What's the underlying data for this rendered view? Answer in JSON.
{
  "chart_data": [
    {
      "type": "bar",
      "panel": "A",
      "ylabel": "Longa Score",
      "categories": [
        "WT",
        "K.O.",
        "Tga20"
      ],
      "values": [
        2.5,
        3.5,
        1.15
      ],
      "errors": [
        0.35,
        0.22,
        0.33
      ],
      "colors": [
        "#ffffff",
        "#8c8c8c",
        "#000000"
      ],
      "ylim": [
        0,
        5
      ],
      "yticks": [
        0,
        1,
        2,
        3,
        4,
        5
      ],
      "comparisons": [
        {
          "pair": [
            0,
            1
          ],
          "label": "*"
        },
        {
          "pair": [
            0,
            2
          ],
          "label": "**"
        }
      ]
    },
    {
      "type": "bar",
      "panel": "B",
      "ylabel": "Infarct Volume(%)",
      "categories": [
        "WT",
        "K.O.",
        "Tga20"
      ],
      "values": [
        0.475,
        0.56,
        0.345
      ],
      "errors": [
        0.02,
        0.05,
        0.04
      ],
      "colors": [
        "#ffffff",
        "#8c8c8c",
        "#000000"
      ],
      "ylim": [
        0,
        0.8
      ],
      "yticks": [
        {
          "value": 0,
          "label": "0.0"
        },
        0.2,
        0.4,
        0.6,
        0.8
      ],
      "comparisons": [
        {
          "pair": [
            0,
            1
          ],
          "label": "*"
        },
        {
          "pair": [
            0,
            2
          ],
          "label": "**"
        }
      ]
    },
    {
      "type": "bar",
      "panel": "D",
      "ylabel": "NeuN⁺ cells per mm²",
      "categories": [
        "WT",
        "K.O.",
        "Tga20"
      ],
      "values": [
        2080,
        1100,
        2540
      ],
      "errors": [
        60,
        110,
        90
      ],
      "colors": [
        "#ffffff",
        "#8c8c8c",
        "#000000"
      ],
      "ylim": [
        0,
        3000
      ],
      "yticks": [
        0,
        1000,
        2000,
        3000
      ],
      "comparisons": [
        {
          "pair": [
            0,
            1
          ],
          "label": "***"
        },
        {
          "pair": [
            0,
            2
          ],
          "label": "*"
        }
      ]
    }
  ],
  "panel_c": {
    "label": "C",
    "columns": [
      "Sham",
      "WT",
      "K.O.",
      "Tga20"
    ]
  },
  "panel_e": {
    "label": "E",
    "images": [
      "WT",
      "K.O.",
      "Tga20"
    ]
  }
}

══════

- **Assignment**: What you return should be the records above, repeated exactly.

- **Answer space**:
What's the underlying data for this rendered view? Answer in JSON.
{
  "chart_data": [
    {
      "type": "bar",
      "panel": "A",
      "ylabel": "Longa Score",
      "categories": [
        "WT",
        "K.O.",
        "Tga20"
      ],
      "values": [
        2.5,
        3.5,
        1.15
      ],
      "errors": [
        0.35,
        0.22,
        0.33
      ],
      "colors": [
        "#ffffff",
        "#8c8c8c",
        "#000000"
      ],
      "ylim": [
        0,
        5
      ],
      "yticks": [
        0,
        1,
        2,
        3,
        4,
        5
      ],
      "comparisons": [
        {
          "pair": [
            0,
            1
          ],
          "label": "*"
        },
        {
          "pair": [
            0,
            2
          ],
          "label": "**"
        }
      ]
    },
    {
      "type": "bar",
      "panel": "B",
      "ylabel": "Infarct Volume(%)",
      "categories": [
        "WT",
        "K.O.",
        "Tga20"
      ],
      "values": [
        0.475,
        0.56,
        0.345
      ],
      "errors": [
        0.02,
        0.05,
        0.04
      ],
      "colors": [
        "#ffffff",
        "#8c8c8c",
        "#000000"
      ],
      "ylim": [
        0,
        0.8
      ],
      "yticks": [
        {
          "value": 0,
          "label": "0.0"
        },
        0.2,
        0.4,
        0.6,
        0.8
      ],
      "comparisons": [
        {
          "pair": [
            0,
            1
          ],
          "label": "*"
        },
        {
          "pair": [
            0,
            2
          ],
          "label": "**"
        }
      ]
    },
    {
      "type": "bar",
      "panel": "D",
      "ylabel": "NeuN⁺ cells per mm²",
      "categories": [
        "WT",
        "K.O.",
        "Tga20"
      ],
      "values": [
        2080,
        1100,
        2540
      ],
      "errors": [
        60,
        110,
        90
      ],
      "colors": [
        "#ffffff",
        "#8c8c8c",
        "#000000"
      ],
      "ylim": [
        0,
        3000
      ],
      "yticks": [
        0,
        1000,
        2000,
        3000
      ],
      "comparisons": [
        {
          "pair": [
            0,
            1
          ],
          "label": "***"
        },
        {
          "pair": [
            0,
            2
          ],
          "label": "*"
        }
      ]
    }
  ],
  "panel_c": {
    "label": "C",
    "columns": [
      "Sham",
      "WT",
      "K.O.",
      "Tga20"
    ]
  },
  "panel_e": {
    "label": "E",
    "images": [
      "WT",
      "K.O.",
      "Tga20"
    ]
  }
}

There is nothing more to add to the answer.